● **The request**:
Find each line in the following listing that has the string "文员岗位职责", then state the count and nothing else.

Dataset records
-- BEGIN --

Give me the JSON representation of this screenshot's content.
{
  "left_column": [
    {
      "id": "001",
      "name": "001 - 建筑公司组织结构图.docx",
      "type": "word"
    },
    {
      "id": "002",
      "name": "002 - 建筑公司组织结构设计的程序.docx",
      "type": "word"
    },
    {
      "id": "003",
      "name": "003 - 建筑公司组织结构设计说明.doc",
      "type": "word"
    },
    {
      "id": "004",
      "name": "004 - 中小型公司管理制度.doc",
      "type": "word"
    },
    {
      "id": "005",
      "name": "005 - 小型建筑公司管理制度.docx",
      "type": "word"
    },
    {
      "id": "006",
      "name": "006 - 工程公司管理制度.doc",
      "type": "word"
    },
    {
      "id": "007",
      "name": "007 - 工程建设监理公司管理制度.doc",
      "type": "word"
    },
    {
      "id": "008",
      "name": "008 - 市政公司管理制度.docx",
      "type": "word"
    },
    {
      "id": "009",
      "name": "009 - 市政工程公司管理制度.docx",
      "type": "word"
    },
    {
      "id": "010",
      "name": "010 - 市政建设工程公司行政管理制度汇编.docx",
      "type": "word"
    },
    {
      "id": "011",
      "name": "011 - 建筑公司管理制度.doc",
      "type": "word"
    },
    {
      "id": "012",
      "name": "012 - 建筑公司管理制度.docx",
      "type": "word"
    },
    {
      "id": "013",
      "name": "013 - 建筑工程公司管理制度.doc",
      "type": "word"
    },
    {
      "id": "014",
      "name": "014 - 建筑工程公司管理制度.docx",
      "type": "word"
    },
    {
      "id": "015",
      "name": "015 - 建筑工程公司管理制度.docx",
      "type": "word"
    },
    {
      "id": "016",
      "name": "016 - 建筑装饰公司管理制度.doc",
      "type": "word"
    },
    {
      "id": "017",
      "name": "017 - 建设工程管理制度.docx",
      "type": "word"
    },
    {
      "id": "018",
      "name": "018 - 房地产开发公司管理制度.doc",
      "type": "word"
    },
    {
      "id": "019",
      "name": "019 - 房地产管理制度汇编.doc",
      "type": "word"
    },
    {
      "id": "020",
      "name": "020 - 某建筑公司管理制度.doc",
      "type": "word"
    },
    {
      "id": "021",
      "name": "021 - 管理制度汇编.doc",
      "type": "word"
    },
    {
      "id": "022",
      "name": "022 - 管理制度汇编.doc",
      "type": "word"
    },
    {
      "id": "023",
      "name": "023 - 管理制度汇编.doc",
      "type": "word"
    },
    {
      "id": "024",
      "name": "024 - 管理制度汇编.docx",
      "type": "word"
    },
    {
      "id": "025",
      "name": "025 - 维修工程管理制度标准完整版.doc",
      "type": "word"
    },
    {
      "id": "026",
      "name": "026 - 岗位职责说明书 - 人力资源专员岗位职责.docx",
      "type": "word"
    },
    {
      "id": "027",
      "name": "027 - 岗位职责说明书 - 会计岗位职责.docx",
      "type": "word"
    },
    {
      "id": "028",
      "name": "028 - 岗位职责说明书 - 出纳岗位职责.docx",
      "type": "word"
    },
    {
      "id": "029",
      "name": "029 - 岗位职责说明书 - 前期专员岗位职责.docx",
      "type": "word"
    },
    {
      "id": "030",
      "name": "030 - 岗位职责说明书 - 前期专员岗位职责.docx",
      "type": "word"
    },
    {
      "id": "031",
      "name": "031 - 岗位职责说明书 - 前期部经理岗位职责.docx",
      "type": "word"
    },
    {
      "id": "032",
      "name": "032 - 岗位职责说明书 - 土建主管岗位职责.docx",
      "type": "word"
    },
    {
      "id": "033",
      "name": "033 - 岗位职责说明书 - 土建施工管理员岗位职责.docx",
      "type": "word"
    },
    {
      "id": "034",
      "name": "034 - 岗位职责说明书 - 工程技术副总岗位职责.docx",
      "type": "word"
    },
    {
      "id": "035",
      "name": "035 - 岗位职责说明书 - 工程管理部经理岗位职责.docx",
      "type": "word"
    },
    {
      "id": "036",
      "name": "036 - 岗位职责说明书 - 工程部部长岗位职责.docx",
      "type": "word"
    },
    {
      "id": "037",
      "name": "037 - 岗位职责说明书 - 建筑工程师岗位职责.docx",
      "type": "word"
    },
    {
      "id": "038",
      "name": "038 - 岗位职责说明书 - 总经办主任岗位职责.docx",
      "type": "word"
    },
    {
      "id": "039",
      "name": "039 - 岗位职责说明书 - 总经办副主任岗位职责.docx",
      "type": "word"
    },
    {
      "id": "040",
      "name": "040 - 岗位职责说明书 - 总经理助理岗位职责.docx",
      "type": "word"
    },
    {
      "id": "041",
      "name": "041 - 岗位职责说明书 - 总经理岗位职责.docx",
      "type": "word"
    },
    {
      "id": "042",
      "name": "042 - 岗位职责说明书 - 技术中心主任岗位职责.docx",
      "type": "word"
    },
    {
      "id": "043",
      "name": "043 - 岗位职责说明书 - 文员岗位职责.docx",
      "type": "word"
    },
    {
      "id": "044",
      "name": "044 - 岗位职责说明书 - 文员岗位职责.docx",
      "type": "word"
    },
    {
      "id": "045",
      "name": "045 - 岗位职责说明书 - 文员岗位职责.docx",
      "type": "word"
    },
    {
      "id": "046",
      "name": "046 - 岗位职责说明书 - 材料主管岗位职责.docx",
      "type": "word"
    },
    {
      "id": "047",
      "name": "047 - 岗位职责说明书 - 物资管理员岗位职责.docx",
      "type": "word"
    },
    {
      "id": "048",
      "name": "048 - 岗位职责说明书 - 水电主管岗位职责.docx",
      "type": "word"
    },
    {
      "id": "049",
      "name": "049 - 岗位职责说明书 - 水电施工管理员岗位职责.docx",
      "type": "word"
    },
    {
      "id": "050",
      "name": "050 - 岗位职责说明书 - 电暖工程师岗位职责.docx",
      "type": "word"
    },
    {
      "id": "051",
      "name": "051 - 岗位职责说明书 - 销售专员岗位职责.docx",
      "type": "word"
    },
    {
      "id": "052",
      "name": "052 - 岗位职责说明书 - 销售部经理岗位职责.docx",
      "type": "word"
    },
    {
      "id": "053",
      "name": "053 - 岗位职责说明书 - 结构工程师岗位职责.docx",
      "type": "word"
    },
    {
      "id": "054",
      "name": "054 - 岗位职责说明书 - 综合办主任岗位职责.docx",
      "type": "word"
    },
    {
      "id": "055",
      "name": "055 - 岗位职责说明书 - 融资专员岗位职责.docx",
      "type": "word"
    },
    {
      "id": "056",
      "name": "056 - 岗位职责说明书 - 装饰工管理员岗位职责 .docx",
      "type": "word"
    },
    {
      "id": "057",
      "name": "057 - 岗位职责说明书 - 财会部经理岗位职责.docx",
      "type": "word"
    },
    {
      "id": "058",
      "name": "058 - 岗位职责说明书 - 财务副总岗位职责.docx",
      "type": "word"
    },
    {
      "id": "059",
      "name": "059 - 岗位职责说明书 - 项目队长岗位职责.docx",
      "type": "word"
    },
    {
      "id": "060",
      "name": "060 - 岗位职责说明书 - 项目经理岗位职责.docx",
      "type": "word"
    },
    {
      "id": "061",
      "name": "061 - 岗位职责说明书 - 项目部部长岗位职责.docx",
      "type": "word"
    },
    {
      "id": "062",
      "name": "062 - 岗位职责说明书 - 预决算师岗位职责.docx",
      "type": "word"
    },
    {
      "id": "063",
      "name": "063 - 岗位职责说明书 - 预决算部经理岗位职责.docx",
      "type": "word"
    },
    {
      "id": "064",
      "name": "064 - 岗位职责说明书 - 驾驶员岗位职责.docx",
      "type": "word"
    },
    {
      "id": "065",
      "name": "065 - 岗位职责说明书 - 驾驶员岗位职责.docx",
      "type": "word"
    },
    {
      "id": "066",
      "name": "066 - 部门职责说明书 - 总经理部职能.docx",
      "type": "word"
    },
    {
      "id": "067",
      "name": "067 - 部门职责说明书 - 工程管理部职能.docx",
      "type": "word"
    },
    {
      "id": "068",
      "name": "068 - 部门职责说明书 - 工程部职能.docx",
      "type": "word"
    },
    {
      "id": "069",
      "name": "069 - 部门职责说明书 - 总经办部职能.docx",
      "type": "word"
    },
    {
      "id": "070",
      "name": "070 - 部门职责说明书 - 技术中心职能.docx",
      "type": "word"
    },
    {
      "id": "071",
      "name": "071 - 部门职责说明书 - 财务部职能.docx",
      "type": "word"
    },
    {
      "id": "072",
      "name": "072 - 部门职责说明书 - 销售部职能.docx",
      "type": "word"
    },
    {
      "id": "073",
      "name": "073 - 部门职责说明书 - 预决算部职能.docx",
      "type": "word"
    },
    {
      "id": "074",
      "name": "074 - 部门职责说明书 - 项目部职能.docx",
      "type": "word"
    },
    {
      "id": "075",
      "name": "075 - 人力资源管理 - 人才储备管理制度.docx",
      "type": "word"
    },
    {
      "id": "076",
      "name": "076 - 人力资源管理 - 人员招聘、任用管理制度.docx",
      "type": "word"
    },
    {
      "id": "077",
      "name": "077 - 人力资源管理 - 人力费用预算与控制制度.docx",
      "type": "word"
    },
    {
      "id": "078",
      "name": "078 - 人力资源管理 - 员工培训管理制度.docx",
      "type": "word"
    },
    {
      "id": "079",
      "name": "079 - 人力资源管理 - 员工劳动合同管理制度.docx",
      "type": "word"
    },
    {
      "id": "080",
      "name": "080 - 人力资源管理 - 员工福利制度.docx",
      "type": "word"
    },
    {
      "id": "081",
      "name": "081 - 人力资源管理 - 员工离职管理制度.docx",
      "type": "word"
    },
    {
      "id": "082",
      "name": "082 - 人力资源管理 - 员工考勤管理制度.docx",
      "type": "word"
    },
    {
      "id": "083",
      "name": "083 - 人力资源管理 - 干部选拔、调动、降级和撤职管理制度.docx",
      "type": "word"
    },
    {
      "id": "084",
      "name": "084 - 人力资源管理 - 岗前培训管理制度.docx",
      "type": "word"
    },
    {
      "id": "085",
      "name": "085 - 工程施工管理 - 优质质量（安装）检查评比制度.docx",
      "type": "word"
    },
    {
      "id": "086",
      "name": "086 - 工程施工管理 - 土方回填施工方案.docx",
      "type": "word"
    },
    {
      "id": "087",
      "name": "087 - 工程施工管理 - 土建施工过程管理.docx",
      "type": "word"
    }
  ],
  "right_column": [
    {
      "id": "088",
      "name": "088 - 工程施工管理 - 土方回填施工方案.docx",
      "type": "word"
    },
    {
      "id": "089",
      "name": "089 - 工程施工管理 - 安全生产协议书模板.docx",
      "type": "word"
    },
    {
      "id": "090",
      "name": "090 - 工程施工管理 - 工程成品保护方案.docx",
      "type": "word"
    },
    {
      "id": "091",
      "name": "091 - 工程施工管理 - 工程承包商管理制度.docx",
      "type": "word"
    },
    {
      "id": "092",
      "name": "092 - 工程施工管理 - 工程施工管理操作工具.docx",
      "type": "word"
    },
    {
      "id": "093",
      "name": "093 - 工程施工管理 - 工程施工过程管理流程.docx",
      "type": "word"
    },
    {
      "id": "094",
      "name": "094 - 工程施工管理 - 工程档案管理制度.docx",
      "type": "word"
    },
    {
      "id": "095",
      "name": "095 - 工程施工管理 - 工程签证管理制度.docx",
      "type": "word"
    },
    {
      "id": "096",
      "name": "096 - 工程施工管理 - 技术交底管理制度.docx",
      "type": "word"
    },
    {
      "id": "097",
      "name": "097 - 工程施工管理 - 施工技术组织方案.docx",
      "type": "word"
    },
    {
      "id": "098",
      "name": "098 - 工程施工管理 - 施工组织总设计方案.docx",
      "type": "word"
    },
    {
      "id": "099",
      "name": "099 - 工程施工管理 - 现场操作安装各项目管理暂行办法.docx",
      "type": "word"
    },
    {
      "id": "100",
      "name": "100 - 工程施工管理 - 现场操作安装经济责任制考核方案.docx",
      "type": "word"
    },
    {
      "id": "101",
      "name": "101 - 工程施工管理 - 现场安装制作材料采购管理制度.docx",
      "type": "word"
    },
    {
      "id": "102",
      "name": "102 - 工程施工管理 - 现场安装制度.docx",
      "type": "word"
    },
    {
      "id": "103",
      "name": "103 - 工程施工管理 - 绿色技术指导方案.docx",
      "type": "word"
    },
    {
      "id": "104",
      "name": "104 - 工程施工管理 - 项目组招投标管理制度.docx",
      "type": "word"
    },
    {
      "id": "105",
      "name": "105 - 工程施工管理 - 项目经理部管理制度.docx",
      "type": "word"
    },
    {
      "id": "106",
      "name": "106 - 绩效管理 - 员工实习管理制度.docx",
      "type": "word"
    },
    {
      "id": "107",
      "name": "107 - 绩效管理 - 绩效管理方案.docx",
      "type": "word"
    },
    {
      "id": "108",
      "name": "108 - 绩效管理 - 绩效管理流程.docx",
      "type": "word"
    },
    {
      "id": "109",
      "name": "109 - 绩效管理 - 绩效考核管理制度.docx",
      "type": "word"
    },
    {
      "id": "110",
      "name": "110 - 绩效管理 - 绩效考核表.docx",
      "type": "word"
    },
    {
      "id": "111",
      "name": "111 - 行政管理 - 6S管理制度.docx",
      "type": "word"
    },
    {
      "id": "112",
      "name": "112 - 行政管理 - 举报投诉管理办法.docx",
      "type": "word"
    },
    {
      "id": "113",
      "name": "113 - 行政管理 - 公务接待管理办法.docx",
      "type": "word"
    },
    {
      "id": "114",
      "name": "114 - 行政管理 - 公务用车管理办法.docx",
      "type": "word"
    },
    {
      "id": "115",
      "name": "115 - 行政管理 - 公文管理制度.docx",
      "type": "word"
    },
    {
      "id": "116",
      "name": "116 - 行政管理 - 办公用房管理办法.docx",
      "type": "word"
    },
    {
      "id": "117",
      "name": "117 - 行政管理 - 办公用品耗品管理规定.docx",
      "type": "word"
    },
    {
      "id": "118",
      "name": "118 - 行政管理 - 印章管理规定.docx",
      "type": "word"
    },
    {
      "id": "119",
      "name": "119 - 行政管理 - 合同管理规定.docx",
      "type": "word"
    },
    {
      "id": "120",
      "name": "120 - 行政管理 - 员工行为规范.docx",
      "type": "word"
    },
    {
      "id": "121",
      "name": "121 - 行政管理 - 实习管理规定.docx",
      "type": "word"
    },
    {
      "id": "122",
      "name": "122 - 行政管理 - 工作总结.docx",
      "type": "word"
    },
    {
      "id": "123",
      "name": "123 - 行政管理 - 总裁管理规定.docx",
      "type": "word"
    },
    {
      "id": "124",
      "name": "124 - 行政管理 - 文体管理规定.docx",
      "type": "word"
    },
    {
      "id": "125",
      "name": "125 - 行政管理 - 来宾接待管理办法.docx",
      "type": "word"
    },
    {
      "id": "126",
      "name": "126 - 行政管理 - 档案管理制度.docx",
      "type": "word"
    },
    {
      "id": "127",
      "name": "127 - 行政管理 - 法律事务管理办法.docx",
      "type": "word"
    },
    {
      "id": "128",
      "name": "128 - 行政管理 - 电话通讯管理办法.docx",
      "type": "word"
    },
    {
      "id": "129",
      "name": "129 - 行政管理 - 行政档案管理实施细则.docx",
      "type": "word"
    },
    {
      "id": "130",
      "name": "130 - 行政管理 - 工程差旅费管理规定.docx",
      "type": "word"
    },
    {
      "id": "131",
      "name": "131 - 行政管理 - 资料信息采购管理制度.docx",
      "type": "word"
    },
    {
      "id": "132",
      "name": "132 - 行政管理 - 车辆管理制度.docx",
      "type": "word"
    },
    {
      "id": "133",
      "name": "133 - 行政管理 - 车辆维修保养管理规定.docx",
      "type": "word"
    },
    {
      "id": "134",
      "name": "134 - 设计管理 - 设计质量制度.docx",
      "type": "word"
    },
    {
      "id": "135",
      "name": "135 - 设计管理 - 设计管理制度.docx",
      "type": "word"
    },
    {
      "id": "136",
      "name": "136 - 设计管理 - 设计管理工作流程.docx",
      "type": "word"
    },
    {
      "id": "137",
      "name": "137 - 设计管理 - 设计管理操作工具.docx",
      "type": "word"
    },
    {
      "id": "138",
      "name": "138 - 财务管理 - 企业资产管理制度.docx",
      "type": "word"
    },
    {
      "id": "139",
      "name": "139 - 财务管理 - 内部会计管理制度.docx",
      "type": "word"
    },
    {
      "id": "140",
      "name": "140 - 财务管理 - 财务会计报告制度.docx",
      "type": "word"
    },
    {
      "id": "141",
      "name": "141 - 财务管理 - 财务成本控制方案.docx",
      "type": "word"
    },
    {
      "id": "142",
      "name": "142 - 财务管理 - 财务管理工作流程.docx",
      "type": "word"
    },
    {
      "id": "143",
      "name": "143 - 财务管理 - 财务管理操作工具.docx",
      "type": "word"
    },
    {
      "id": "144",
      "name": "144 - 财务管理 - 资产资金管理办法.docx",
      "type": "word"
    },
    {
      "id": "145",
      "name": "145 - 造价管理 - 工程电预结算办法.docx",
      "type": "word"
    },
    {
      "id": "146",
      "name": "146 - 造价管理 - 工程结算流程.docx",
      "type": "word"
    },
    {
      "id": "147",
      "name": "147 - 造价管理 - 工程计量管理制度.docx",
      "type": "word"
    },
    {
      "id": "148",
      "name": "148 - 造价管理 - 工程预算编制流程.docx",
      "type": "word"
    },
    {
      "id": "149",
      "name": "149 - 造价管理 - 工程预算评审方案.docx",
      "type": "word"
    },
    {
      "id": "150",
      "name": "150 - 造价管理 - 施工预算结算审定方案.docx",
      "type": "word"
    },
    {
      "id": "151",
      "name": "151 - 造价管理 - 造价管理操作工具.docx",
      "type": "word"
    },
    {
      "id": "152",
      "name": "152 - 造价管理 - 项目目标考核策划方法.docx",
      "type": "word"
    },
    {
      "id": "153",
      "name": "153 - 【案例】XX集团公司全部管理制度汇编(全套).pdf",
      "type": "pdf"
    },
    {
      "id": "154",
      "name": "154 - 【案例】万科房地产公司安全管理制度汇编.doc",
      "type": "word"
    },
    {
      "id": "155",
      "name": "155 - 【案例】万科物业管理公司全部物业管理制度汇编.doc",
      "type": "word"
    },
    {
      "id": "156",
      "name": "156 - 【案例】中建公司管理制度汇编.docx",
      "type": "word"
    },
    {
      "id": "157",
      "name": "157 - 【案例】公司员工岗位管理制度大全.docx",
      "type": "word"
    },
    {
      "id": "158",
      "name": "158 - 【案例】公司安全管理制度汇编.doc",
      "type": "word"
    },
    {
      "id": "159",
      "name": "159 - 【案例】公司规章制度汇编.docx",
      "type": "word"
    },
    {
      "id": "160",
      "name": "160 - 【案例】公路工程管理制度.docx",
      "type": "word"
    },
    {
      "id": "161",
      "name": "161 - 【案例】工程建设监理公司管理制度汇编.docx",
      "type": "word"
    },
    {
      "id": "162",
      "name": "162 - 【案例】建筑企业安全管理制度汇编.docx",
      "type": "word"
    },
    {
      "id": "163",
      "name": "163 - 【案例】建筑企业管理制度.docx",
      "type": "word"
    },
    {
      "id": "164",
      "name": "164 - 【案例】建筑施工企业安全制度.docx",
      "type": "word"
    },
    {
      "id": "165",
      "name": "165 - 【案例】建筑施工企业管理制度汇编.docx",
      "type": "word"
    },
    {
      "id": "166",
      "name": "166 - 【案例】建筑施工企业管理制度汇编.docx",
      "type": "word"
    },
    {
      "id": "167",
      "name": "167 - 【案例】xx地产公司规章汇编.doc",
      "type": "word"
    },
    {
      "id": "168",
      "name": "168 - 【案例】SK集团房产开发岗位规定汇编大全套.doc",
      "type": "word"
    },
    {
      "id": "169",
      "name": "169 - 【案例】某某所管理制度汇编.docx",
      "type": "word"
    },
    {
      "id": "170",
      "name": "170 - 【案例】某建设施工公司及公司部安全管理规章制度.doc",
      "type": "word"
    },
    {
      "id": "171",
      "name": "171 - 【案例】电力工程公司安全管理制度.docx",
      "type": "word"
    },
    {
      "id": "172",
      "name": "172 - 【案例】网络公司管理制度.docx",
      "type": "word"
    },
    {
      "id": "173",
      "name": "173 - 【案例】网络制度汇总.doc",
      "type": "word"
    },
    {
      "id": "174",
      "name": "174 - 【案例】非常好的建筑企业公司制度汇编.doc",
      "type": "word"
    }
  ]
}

-- END --

● **Final result**:
3